# Data records start
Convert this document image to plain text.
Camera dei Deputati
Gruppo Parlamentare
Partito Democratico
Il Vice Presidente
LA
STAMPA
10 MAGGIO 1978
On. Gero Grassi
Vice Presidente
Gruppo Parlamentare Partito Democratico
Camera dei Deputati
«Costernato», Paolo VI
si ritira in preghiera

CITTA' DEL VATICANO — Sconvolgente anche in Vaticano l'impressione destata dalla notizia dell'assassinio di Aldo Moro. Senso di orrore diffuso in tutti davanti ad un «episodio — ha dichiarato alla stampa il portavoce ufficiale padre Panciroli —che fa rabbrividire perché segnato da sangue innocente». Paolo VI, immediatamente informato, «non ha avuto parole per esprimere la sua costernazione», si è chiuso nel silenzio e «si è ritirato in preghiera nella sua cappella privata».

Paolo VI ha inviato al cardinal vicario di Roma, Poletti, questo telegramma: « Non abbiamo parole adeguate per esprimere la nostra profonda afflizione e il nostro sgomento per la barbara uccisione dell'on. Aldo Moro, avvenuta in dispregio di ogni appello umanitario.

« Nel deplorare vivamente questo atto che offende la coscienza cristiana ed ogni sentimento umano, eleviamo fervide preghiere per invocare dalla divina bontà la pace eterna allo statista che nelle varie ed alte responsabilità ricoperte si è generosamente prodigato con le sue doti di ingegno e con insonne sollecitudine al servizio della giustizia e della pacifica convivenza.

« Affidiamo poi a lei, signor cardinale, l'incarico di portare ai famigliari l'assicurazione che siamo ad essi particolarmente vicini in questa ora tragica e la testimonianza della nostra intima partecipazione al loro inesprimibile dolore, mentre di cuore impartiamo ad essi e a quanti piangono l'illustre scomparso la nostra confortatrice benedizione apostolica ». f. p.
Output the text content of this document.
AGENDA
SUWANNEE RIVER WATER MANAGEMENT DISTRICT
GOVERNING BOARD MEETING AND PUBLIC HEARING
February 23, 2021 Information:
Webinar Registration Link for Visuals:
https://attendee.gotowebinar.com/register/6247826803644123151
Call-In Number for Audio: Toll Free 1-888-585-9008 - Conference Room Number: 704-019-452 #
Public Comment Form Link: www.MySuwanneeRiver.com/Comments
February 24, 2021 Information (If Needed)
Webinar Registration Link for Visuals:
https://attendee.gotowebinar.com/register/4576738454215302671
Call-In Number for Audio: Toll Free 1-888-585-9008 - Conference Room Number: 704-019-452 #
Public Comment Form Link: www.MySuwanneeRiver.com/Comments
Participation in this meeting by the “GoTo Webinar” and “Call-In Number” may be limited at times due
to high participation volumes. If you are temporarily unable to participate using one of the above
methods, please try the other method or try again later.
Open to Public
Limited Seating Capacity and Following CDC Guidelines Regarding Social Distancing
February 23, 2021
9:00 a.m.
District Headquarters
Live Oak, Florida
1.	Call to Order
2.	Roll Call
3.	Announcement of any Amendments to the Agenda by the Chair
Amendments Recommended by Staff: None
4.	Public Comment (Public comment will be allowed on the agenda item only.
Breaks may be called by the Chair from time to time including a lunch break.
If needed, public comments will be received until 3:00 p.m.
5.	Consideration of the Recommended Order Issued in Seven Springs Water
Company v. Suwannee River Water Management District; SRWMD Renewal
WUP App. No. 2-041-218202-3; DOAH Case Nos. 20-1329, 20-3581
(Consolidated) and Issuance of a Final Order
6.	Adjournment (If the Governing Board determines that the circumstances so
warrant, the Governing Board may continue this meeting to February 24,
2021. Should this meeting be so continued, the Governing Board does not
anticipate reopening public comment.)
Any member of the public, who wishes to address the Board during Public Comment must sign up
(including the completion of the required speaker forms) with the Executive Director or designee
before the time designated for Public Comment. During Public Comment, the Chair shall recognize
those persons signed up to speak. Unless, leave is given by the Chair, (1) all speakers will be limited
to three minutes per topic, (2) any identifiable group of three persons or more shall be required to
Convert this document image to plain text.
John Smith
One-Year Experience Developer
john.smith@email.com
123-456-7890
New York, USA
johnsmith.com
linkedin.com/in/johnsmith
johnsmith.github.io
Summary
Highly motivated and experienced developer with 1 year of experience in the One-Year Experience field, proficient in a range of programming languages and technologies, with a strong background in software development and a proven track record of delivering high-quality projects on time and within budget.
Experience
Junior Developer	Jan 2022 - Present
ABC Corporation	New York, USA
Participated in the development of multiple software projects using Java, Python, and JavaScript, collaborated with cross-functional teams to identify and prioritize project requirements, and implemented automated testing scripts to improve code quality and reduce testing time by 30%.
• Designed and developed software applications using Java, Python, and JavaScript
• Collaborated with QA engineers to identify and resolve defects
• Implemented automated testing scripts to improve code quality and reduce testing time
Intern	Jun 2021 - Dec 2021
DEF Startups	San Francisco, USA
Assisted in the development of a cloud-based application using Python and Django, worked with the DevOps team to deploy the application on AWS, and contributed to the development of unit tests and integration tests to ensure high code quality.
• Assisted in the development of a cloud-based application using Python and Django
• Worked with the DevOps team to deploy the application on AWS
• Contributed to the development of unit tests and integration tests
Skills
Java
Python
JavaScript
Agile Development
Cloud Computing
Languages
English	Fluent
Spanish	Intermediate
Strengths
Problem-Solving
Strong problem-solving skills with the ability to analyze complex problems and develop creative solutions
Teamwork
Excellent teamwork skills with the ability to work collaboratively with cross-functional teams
# Data records end
Exercise – Each line of the material above must be retyped precisely.

Completed task –
Convert this document image to plain text.
Camera dei Deputati
Gruppo Parlamentare
Partito Democratico
Il Vice Presidente
LA
STAMPA
10 MAGGIO 1978
On. Gero Grassi
Vice Presidente
Gruppo Parlamentare Partito Democratico
Camera dei Deputati
«Costernato», Paolo VI
si ritira in preghiera

CITTA' DEL VATICANO — Sconvolgente anche in Vaticano l'impressione destata dalla notizia dell'assassinio di Aldo Moro. Senso di orrore diffuso in tutti davanti ad un «episodio — ha dichiarato alla stampa il portavoce ufficiale padre Panciroli —che fa rabbrividire perché segnato da sangue innocente». Paolo VI, immediatamente informato, «non ha avuto parole per esprimere la sua costernazione», si è chiuso nel silenzio e «si è ritirato in preghiera nella sua cappella privata».

Paolo VI ha inviato al cardinal vicario di Roma, Poletti, questo telegramma: « Non abbiamo parole adeguate per esprimere la nostra profonda afflizione e il nostro sgomento per la barbara uccisione dell'on. Aldo Moro, avvenuta in dispregio di ogni appello umanitario.

« Nel deplorare vivamente questo atto che offende la coscienza cristiana ed ogni sentimento umano, eleviamo fervide preghiere per invocare dalla divina bontà la pace eterna allo statista che nelle varie ed alte responsabilità ricoperte si è generosamente prodigato con le sue doti di ingegno e con insonne sollecitudine al servizio della giustizia e della pacifica convivenza.

« Affidiamo poi a lei, signor cardinale, l'incarico di portare ai famigliari l'assicurazione che siamo ad essi particolarmente vicini in questa ora tragica e la testimonianza della nostra intima partecipazione al loro inesprimibile dolore, mentre di cuore impartiamo ad essi e a quanti piangono l'illustre scomparso la nostra confortatrice benedizione apostolica ». f. p.
Output the text content of this document.
AGENDA
SUWANNEE RIVER WATER MANAGEMENT DISTRICT
GOVERNING BOARD MEETING AND PUBLIC HEARING
February 23, 2021 Information:
Webinar Registration Link for Visuals:
https://attendee.gotowebinar.com/register/6247826803644123151
Call-In Number for Audio: Toll Free 1-888-585-9008 - Conference Room Number: 704-019-452 #
Public Comment Form Link: www.MySuwanneeRiver.com/Comments
February 24, 2021 Information (If Needed)
Webinar Registration Link for Visuals:
https://attendee.gotowebinar.com/register/4576738454215302671
Call-In Number for Audio: Toll Free 1-888-585-9008 - Conference Room Number: 704-019-452 #
Public Comment Form Link: www.MySuwanneeRiver.com/Comments
Participation in this meeting by the “GoTo Webinar” and “Call-In Number” may be limited at times due
to high participation volumes. If you are temporarily unable to participate using one of the above
methods, please try the other method or try again later.
Open to Public
Limited Seating Capacity and Following CDC Guidelines Regarding Social Distancing
February 23, 2021
9:00 a.m.
District Headquarters
Live Oak, Florida
1.	Call to Order
2.	Roll Call
3.	Announcement of any Amendments to the Agenda by the Chair
Amendments Recommended by Staff: None
4.	Public Comment (Public comment will be allowed on the agenda item only.
Breaks may be called by the Chair from time to time including a lunch break.
If needed, public comments will be received until 3:00 p.m.
5.	Consideration of the Recommended Order Issued in Seven Springs Water
Company v. Suwannee River Water Management District; SRWMD Renewal
WUP App. No. 2-041-218202-3; DOAH Case Nos. 20-1329, 20-3581
(Consolidated) and Issuance of a Final Order
6.	Adjournment (If the Governing Board determines that the circumstances so
warrant, the Governing Board may continue this meeting to February 24,
2021. Should this meeting be so continued, the Governing Board does not
anticipate reopening public comment.)
Any member of the public, who wishes to address the Board during Public Comment must sign up
(including the completion of the required speaker forms) with the Executive Director or designee
before the time designated for Public Comment. During Public Comment, the Chair shall recognize
those persons signed up to speak. Unless, leave is given by the Chair, (1) all speakers will be limited
to three minutes per topic, (2) any identifiable group of three persons or more shall be required to
Convert this document image to plain text.
John Smith
One-Year Experience Developer
john.smith@email.com
123-456-7890
New York, USA
johnsmith.com
linkedin.com/in/johnsmith
johnsmith.github.io
Summary
Highly motivated and experienced developer with 1 year of experience in the One-Year Experience field, proficient in a range of programming languages and technologies, with a strong background in software development and a proven track record of delivering high-quality projects on time and within budget.
Experience
Junior Developer	Jan 2022 - Present
ABC Corporation	New York, USA
Participated in the development of multiple software projects using Java, Python, and JavaScript, collaborated with cross-functional teams to identify and prioritize project requirements, and implemented automated testing scripts to improve code quality and reduce testing time by 30%.
• Designed and developed software applications using Java, Python, and JavaScript
• Collaborated with QA engineers to identify and resolve defects
• Implemented automated testing scripts to improve code quality and reduce testing time
Intern	Jun 2021 - Dec 2021
DEF Startups	San Francisco, USA
Assisted in the development of a cloud-based application using Python and Django, worked with the DevOps team to deploy the application on AWS, and contributed to the development of unit tests and integration tests to ensure high code quality.
• Assisted in the development of a cloud-based application using Python and Django
• Worked with the DevOps team to deploy the application on AWS
• Contributed to the development of unit tests and integration tests
Skills
Java
Python
JavaScript
Agile Development
Cloud Computing
Languages
English	Fluent
Spanish	Intermediate
Strengths
Problem-Solving
Strong problem-solving skills with the ability to analyze complex problems and develop creative solutions
Teamwork
Excellent teamwork skills with the ability to work collaboratively with cross-functional teams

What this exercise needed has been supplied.